WORK TO DO: Give the data again, word for word.

EXERCISE DATA:
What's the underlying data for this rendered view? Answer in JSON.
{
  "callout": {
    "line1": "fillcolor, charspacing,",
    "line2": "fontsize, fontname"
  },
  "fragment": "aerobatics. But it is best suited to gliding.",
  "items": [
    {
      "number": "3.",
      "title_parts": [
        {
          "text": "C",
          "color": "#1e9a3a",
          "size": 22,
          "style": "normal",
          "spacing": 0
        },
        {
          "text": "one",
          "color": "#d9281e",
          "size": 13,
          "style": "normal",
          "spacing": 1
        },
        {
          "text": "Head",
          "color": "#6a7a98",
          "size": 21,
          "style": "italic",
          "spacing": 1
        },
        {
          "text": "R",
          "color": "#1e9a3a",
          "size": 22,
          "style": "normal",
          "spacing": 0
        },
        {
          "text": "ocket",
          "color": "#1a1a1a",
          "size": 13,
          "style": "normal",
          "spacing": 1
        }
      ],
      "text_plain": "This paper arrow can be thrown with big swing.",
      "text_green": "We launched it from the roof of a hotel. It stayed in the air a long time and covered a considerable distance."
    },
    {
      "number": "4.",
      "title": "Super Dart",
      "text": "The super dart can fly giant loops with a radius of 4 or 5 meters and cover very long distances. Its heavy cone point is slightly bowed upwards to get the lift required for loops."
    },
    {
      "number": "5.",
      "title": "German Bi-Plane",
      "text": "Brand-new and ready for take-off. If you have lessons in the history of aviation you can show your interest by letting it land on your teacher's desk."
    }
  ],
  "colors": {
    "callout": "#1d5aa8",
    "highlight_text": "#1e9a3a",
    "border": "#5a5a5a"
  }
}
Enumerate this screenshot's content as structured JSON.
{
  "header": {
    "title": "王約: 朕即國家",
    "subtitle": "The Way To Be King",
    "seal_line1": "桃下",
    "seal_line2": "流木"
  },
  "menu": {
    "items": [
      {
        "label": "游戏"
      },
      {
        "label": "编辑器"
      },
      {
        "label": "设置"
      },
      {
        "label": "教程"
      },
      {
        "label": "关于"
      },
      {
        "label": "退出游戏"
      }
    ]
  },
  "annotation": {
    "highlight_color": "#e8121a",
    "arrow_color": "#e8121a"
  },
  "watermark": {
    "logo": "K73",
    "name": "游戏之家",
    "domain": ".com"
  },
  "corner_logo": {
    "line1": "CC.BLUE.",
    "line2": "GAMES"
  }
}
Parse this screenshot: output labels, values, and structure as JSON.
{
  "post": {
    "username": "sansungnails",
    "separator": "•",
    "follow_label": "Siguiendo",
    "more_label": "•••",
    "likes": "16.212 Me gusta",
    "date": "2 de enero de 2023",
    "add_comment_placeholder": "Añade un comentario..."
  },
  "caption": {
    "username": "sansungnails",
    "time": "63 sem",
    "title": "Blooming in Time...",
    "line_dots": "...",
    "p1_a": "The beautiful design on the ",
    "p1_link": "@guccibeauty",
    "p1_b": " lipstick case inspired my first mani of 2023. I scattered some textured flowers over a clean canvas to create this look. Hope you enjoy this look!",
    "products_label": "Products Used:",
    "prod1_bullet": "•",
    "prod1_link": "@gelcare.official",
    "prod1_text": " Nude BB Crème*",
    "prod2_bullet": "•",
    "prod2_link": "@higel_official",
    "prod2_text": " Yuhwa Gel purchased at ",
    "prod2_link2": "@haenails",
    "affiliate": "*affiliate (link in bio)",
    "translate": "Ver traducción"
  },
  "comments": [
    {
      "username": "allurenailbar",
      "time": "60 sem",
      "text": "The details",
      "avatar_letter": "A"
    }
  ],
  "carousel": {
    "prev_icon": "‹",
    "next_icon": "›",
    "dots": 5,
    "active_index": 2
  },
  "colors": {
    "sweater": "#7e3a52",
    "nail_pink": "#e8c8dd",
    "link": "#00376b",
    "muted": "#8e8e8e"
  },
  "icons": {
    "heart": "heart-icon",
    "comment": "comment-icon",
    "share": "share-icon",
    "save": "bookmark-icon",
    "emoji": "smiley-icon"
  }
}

RESULT FOR THIS TASK:
What's the underlying data for this rendered view? Answer in JSON.
{
  "callout": {
    "line1": "fillcolor, charspacing,",
    "line2": "fontsize, fontname"
  },
  "fragment": "aerobatics. But it is best suited to gliding.",
  "items": [
    {
      "number": "3.",
      "title_parts": [
        {
          "text": "C",
          "color": "#1e9a3a",
          "size": 22,
          "style": "normal",
          "spacing": 0
        },
        {
          "text": "one",
          "color": "#d9281e",
          "size": 13,
          "style": "normal",
          "spacing": 1
        },
        {
          "text": "Head",
          "color": "#6a7a98",
          "size": 21,
          "style": "italic",
          "spacing": 1
        },
        {
          "text": "R",
          "color": "#1e9a3a",
          "size": 22,
          "style": "normal",
          "spacing": 0
        },
        {
          "text": "ocket",
          "color": "#1a1a1a",
          "size": 13,
          "style": "normal",
          "spacing": 1
        }
      ],
      "text_plain": "This paper arrow can be thrown with big swing.",
      "text_green": "We launched it from the roof of a hotel. It stayed in the air a long time and covered a considerable distance."
    },
    {
      "number": "4.",
      "title": "Super Dart",
      "text": "The super dart can fly giant loops with a radius of 4 or 5 meters and cover very long distances. Its heavy cone point is slightly bowed upwards to get the lift required for loops."
    },
    {
      "number": "5.",
      "title": "German Bi-Plane",
      "text": "Brand-new and ready for take-off. If you have lessons in the history of aviation you can show your interest by letting it land on your teacher's desk."
    }
  ],
  "colors": {
    "callout": "#1d5aa8",
    "highlight_text": "#1e9a3a",
    "border": "#5a5a5a"
  }
}
Enumerate this screenshot's content as structured JSON.
{
  "header": {
    "title": "王約: 朕即國家",
    "subtitle": "The Way To Be King",
    "seal_line1": "桃下",
    "seal_line2": "流木"
  },
  "menu": {
    "items": [
      {
        "label": "游戏"
      },
      {
        "label": "编辑器"
      },
      {
        "label": "设置"
      },
      {
        "label": "教程"
      },
      {
        "label": "关于"
      },
      {
        "label": "退出游戏"
      }
    ]
  },
  "annotation": {
    "highlight_color": "#e8121a",
    "arrow_color": "#e8121a"
  },
  "watermark": {
    "logo": "K73",
    "name": "游戏之家",
    "domain": ".com"
  },
  "corner_logo": {
    "line1": "CC.BLUE.",
    "line2": "GAMES"
  }
}
Parse this screenshot: output labels, values, and structure as JSON.
{
  "post": {
    "username": "sansungnails",
    "separator": "•",
    "follow_label": "Siguiendo",
    "more_label": "•••",
    "likes": "16.212 Me gusta",
    "date": "2 de enero de 2023",
    "add_comment_placeholder": "Añade un comentario..."
  },
  "caption": {
    "username": "sansungnails",
    "time": "63 sem",
    "title": "Blooming in Time...",
    "line_dots": "...",
    "p1_a": "The beautiful design on the ",
    "p1_link": "@guccibeauty",
    "p1_b": " lipstick case inspired my first mani of 2023. I scattered some textured flowers over a clean canvas to create this look. Hope you enjoy this look!",
    "products_label": "Products Used:",
    "prod1_bullet": "•",
    "prod1_link": "@gelcare.official",
    "prod1_text": " Nude BB Crème*",
    "prod2_bullet": "•",
    "prod2_link": "@higel_official",
    "prod2_text": " Yuhwa Gel purchased at ",
    "prod2_link2": "@haenails",
    "affiliate": "*affiliate (link in bio)",
    "translate": "Ver traducción"
  },
  "comments": [
    {
      "username": "allurenailbar",
      "time": "60 sem",
      "text": "The details",
      "avatar_letter": "A"
    }
  ],
  "carousel": {
    "prev_icon": "‹",
    "next_icon": "›",
    "dots": 5,
    "active_index": 2
  },
  "colors": {
    "sweater": "#7e3a52",
    "nail_pink": "#e8c8dd",
    "link": "#00376b",
    "muted": "#8e8e8e"
  },
  "icons": {
    "heart": "heart-icon",
    "comment": "comment-icon",
    "share": "share-icon",
    "save": "bookmark-icon",
    "emoji": "smiley-icon"
  }
}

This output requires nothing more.